━━ Given data

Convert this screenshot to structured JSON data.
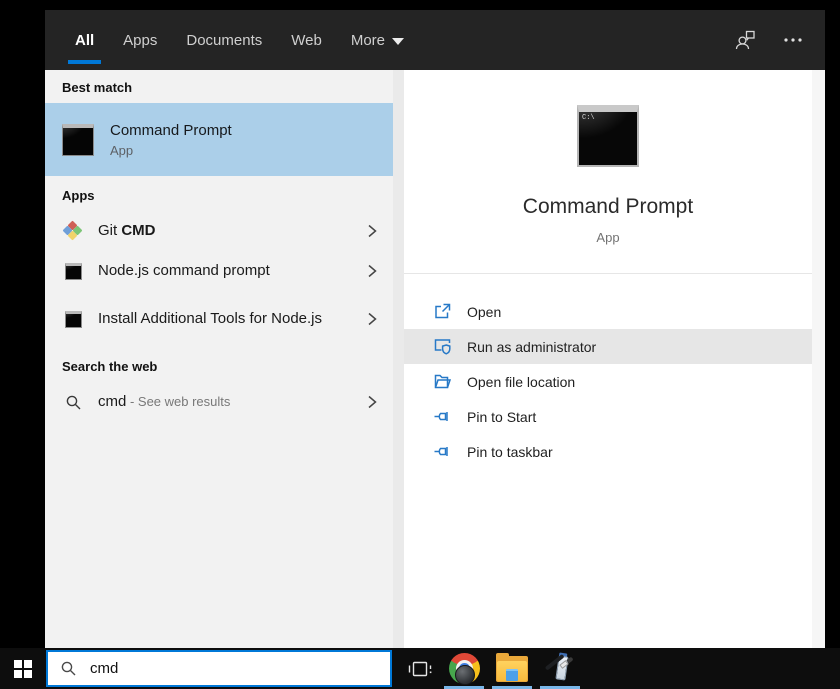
{
  "colors": {
    "accent": "#0078d7",
    "selection_blue": "#abcfe9",
    "row_highlight": "#e6e6e6",
    "action_icon_blue": "#2779c7",
    "header_bg": "#242424",
    "left_pane_bg": "#f2f2f2"
  },
  "header": {
    "tabs": [
      {
        "label": "All",
        "selected": true
      },
      {
        "label": "Apps",
        "selected": false
      },
      {
        "label": "Documents",
        "selected": false
      },
      {
        "label": "Web",
        "selected": false
      },
      {
        "label": "More",
        "selected": false,
        "has_caret": true
      }
    ],
    "icons": [
      "user-feedback-icon",
      "ellipsis-icon"
    ]
  },
  "left_pane": {
    "best_match_label": "Best match",
    "best_match": {
      "title": "Command Prompt",
      "subtitle": "App",
      "icon": "command-prompt-icon",
      "selected": true
    },
    "apps_label": "Apps",
    "apps": [
      {
        "title_regular": "Git ",
        "title_bold": "CMD",
        "icon": "git-icon"
      },
      {
        "title": "Node.js command prompt",
        "icon": "command-prompt-icon"
      },
      {
        "title": "Install Additional Tools for Node.js",
        "icon": "command-prompt-icon"
      }
    ],
    "web_label": "Search the web",
    "web_item": {
      "query": "cmd",
      "suffix": " - See web results",
      "icon": "search-icon"
    }
  },
  "right_pane": {
    "title": "Command Prompt",
    "subtitle": "App",
    "cmd_icon_text": "C:\\",
    "actions": [
      {
        "label": "Open",
        "icon": "open-icon",
        "highlighted": false
      },
      {
        "label": "Run as administrator",
        "icon": "admin-shield-icon",
        "highlighted": true
      },
      {
        "label": "Open file location",
        "icon": "folder-icon",
        "highlighted": false
      },
      {
        "label": "Pin to Start",
        "icon": "pin-icon",
        "highlighted": false
      },
      {
        "label": "Pin to taskbar",
        "icon": "pin-icon",
        "highlighted": false
      }
    ]
  },
  "taskbar": {
    "search_value": "cmd",
    "buttons": [
      "start-button",
      "search-box",
      "task-view-button",
      "chrome-button",
      "file-explorer-button",
      "paint-button"
    ]
  }
}
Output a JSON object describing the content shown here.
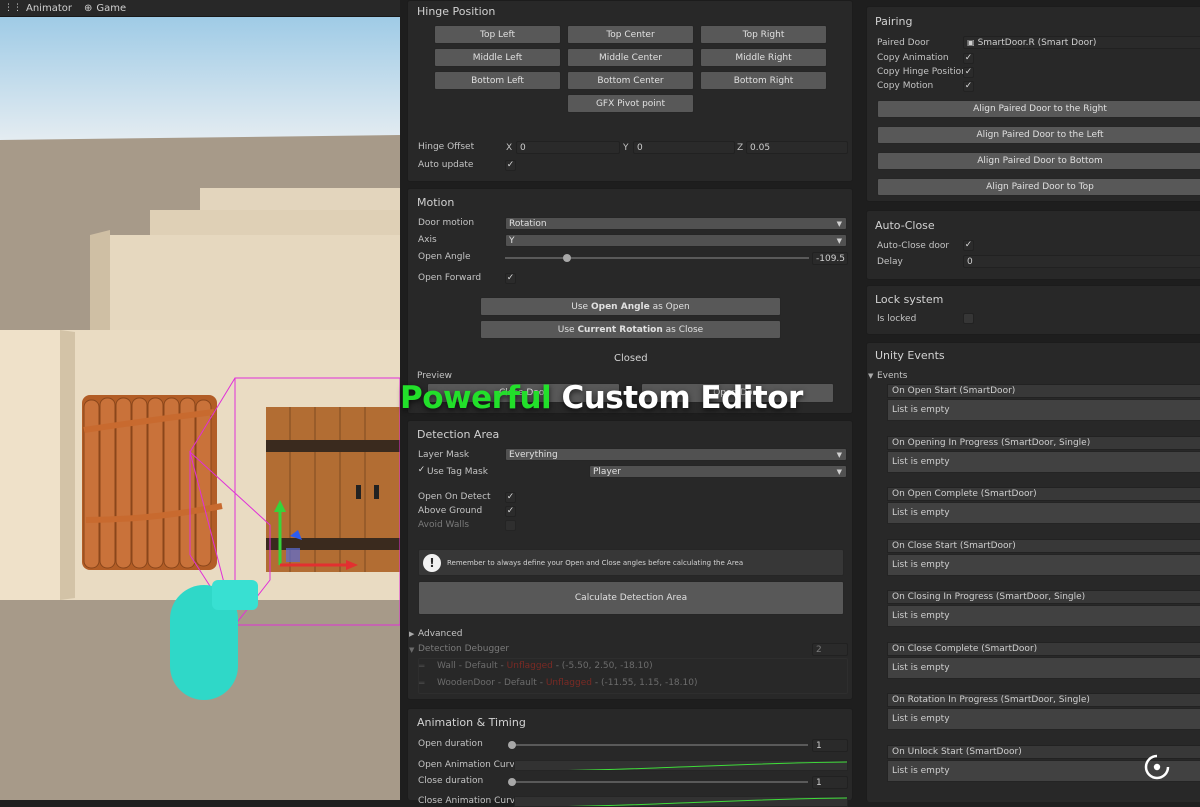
{
  "tabs": [
    {
      "label": "Animator",
      "icon": "animator-icon"
    },
    {
      "label": "Game",
      "icon": "gamepad-icon"
    }
  ],
  "hinge": {
    "title": "Hinge Position",
    "buttons": [
      "Top Left",
      "Top Center",
      "Top Right",
      "Middle Left",
      "Middle Center",
      "Middle Right",
      "Bottom Left",
      "Bottom Center",
      "Bottom Right"
    ],
    "gfx_button": "GFX Pivot point",
    "offset_label": "Hinge Offset",
    "x_label": "X",
    "x_value": "0",
    "y_label": "Y",
    "y_value": "0",
    "z_label": "Z",
    "z_value": "0.05",
    "auto_update_label": "Auto update"
  },
  "motion": {
    "title": "Motion",
    "door_motion_label": "Door motion",
    "door_motion_value": "Rotation",
    "axis_label": "Axis",
    "axis_value": "Y",
    "open_angle_label": "Open Angle",
    "open_angle_value": "-109.5",
    "open_forward_label": "Open Forward",
    "use_open_pre": "Use ",
    "use_open_bold": "Open Angle",
    "use_open_post": " as Open",
    "use_close_pre": "Use ",
    "use_close_bold": "Current Rotation",
    "use_close_post": " as Close",
    "state": "Closed",
    "preview_label": "Preview",
    "preview_btn_left": "Close Door",
    "preview_btn_right": "Open Door"
  },
  "overlay": {
    "word1": "Powerful",
    "word2": "Custom Editor",
    "accent": "#22e02a"
  },
  "detection": {
    "title": "Detection Area",
    "layer_mask_label": "Layer Mask",
    "layer_mask_value": "Everything",
    "use_tag_label": "Use Tag Mask",
    "tag_value": "Player",
    "open_on_detect_label": "Open On Detect",
    "above_ground_label": "Above Ground",
    "avoid_walls_label": "Avoid Walls",
    "warning": "Remember to always define your Open and Close angles before calculating the Area",
    "calc_button": "Calculate Detection Area",
    "advanced_label": "Advanced",
    "debugger_label": "Detection Debugger",
    "debugger_count": "2",
    "rows": [
      {
        "pre": "Wall - Default - ",
        "status": "Unflagged",
        "post": " - (-5.50, 2.50, -18.10)"
      },
      {
        "pre": "WoodenDoor - Default - ",
        "status": "Unflagged",
        "post": " - (-11.55, 1.15, -18.10)"
      }
    ]
  },
  "animation": {
    "title": "Animation & Timing",
    "open_duration_label": "Open duration",
    "open_duration_value": "1",
    "open_curve_label": "Open Animation Curve",
    "close_duration_label": "Close duration",
    "close_duration_value": "1",
    "close_curve_label": "Close Animation Curve"
  },
  "pairing": {
    "title": "Pairing",
    "paired_door_label": "Paired Door",
    "paired_door_value": "SmartDoor.R (Smart Door)",
    "copy_animation_label": "Copy Animation",
    "copy_hinge_label": "Copy Hinge Position",
    "copy_motion_label": "Copy Motion",
    "buttons": [
      "Align Paired Door to the Right",
      "Align Paired Door to the Left",
      "Align Paired Door to Bottom",
      "Align Paired Door to Top"
    ]
  },
  "autoclose": {
    "title": "Auto-Close",
    "door_label": "Auto-Close door",
    "delay_label": "Delay",
    "delay_value": "0"
  },
  "lock": {
    "title": "Lock system",
    "locked_label": "Is locked"
  },
  "events": {
    "title": "Unity Events",
    "foldout_label": "Events",
    "empty_text": "List is empty",
    "items": [
      "On Open Start (SmartDoor)",
      "On Opening In Progress (SmartDoor, Single)",
      "On Open Complete (SmartDoor)",
      "On Close Start (SmartDoor)",
      "On Closing In Progress (SmartDoor, Single)",
      "On Close Complete (SmartDoor)",
      "On Rotation In Progress (SmartDoor, Single)",
      "On Unlock Start (SmartDoor)"
    ]
  }
}
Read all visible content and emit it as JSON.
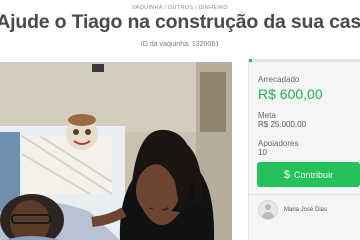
{
  "breadcrumb": "VAQUINHA / OUTROS / DINHEIRO",
  "title": "Ajude o Tiago na construção da sua casa",
  "vaquinha_id": "ID da vaquinha: 1320061",
  "campaign": {
    "raised_label": "Arrecadado",
    "raised_value": "R$ 600,00",
    "goal_label": "Meta",
    "goal_value": "R$ 25.000,00",
    "supporters_label": "Apoiadores",
    "supporters_value": "10",
    "progress_fraction": 0.024,
    "contribute_label": "Contribuir",
    "contribute_icon": "dollar-icon",
    "owner_name": "Maria José Dias"
  },
  "colors": {
    "accent": "#23c25a",
    "title": "#4a4a4a"
  }
}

━━━━

Given problem:
Copy out all the records exactly, excluding pictures.

Final answer:
Convert this screenshot to structured JSON data.
{
  "colors": {
    "accent": "#0078d7",
    "selection_blue": "#abcfe9",
    "row_highlight": "#e6e6e6",
    "action_icon_blue": "#2779c7",
    "header_bg": "#242424",
    "left_pane_bg": "#f2f2f2"
  },
  "header": {
    "tabs": [
      {
        "label": "All",
        "selected": true
      },
      {
        "label": "Apps",
        "selected": false
      },
      {
        "label": "Documents",
        "selected": false
      },
      {
        "label": "Web",
        "selected": false
      },
      {
        "label": "More",
        "selected": false,
        "has_caret": true
      }
    ],
    "icons": [
      "user-feedback-icon",
      "ellipsis-icon"
    ]
  },
  "left_pane": {
    "best_match_label": "Best match",
    "best_match": {
      "title": "Command Prompt",
      "subtitle": "App",
      "icon": "command-prompt-icon",
      "selected": true
    },
    "apps_label": "Apps",
    "apps": [
      {
        "title_regular": "Git ",
        "title_bold": "CMD",
        "icon": "git-icon"
      },
      {
        "title": "Node.js command prompt",
        "icon": "command-prompt-icon"
      },
      {
        "title": "Install Additional Tools for Node.js",
        "icon": "command-prompt-icon"
      }
    ],
    "web_label": "Search the web",
    "web_item": {
      "query": "cmd",
      "suffix": " - See web results",
      "icon": "search-icon"
    }
  },
  "right_pane": {
    "title": "Command Prompt",
    "subtitle": "App",
    "cmd_icon_text": "C:\\",
    "actions": [
      {
        "label": "Open",
        "icon": "open-icon",
        "highlighted": false
      },
      {
        "label": "Run as administrator",
        "icon": "admin-shield-icon",
        "highlighted": true
      },
      {
        "label": "Open file location",
        "icon": "folder-icon",
        "highlighted": false
      },
      {
        "label": "Pin to Start",
        "icon": "pin-icon",
        "highlighted": false
      },
      {
        "label": "Pin to taskbar",
        "icon": "pin-icon",
        "highlighted": false
      }
    ]
  },
  "taskbar": {
    "search_value": "cmd",
    "buttons": [
      "start-button",
      "search-box",
      "task-view-button",
      "chrome-button",
      "file-explorer-button",
      "paint-button"
    ]
  }
}
Output a JSON object describing the content shown here.
{
  "tabs": [
    {
      "label": "Animator",
      "icon": "animator-icon"
    },
    {
      "label": "Game",
      "icon": "gamepad-icon"
    }
  ],
  "hinge": {
    "title": "Hinge Position",
    "buttons": [
      "Top Left",
      "Top Center",
      "Top Right",
      "Middle Left",
      "Middle Center",
      "Middle Right",
      "Bottom Left",
      "Bottom Center",
      "Bottom Right"
    ],
    "gfx_button": "GFX Pivot point",
    "offset_label": "Hinge Offset",
    "x_label": "X",
    "x_value": "0",
    "y_label": "Y",
    "y_value": "0",
    "z_label": "Z",
    "z_value": "0.05",
    "auto_update_label": "Auto update"
  },
  "motion": {
    "title": "Motion",
    "door_motion_label": "Door motion",
    "door_motion_value": "Rotation",
    "axis_label": "Axis",
    "axis_value": "Y",
    "open_angle_label": "Open Angle",
    "open_angle_value": "-109.5",
    "open_forward_label": "Open Forward",
    "use_open_pre": "Use ",
    "use_open_bold": "Open Angle",
    "use_open_post": " as Open",
    "use_close_pre": "Use ",
    "use_close_bold": "Current Rotation",
    "use_close_post": " as Close",
    "state": "Closed",
    "preview_label": "Preview",
    "preview_btn_left": "Close Door",
    "preview_btn_right": "Open Door"
  },
  "overlay": {
    "word1": "Powerful",
    "word2": "Custom Editor",
    "accent": "#22e02a"
  },
  "detection": {
    "title": "Detection Area",
    "layer_mask_label": "Layer Mask",
    "layer_mask_value": "Everything",
    "use_tag_label": "Use Tag Mask",
    "tag_value": "Player",
    "open_on_detect_label": "Open On Detect",
    "above_ground_label": "Above Ground",
    "avoid_walls_label": "Avoid Walls",
    "warning": "Remember to always define your Open and Close angles before calculating the Area",
    "calc_button": "Calculate Detection Area",
    "advanced_label": "Advanced",
    "debugger_label": "Detection Debugger",
    "debugger_count": "2",
    "rows": [
      {
        "pre": "Wall - Default - ",
        "status": "Unflagged",
        "post": " - (-5.50, 2.50, -18.10)"
      },
      {
        "pre": "WoodenDoor - Default - ",
        "status": "Unflagged",
        "post": " - (-11.55, 1.15, -18.10)"
      }
    ]
  },
  "animation": {
    "title": "Animation & Timing",
    "open_duration_label": "Open duration",
    "open_duration_value": "1",
    "open_curve_label": "Open Animation Curve",
    "close_duration_label": "Close duration",
    "close_duration_value": "1",
    "close_curve_label": "Close Animation Curve"
  },
  "pairing": {
    "title": "Pairing",
    "paired_door_label": "Paired Door",
    "paired_door_value": "SmartDoor.R (Smart Door)",
    "copy_animation_label": "Copy Animation",
    "copy_hinge_label": "Copy Hinge Position",
    "copy_motion_label": "Copy Motion",
    "buttons": [
      "Align Paired Door to the Right",
      "Align Paired Door to the Left",
      "Align Paired Door to Bottom",
      "Align Paired Door to Top"
    ]
  },
  "autoclose": {
    "title": "Auto-Close",
    "door_label": "Auto-Close door",
    "delay_label": "Delay",
    "delay_value": "0"
  },
  "lock": {
    "title": "Lock system",
    "locked_label": "Is locked"
  },
  "events": {
    "title": "Unity Events",
    "foldout_label": "Events",
    "empty_text": "List is empty",
    "items": [
      "On Open Start (SmartDoor)",
      "On Opening In Progress (SmartDoor, Single)",
      "On Open Complete (SmartDoor)",
      "On Close Start (SmartDoor)",
      "On Closing In Progress (SmartDoor, Single)",
      "On Close Complete (SmartDoor)",
      "On Rotation In Progress (SmartDoor, Single)",
      "On Unlock Start (SmartDoor)"
    ]
  }
}
Read all visible content and emit it as JSON.
{
  "breadcrumb": "VAQUINHA / OUTROS / DINHEIRO",
  "title": "Ajude o Tiago na construção da sua casa",
  "vaquinha_id": "ID da vaquinha: 1320061",
  "campaign": {
    "raised_label": "Arrecadado",
    "raised_value": "R$ 600,00",
    "goal_label": "Meta",
    "goal_value": "R$ 25.000,00",
    "supporters_label": "Apoiadores",
    "supporters_value": "10",
    "progress_fraction": 0.024,
    "contribute_label": "Contribuir",
    "contribute_icon": "dollar-icon",
    "owner_name": "Maria José Dias"
  },
  "colors": {
    "accent": "#23c25a",
    "title": "#4a4a4a"
  }
}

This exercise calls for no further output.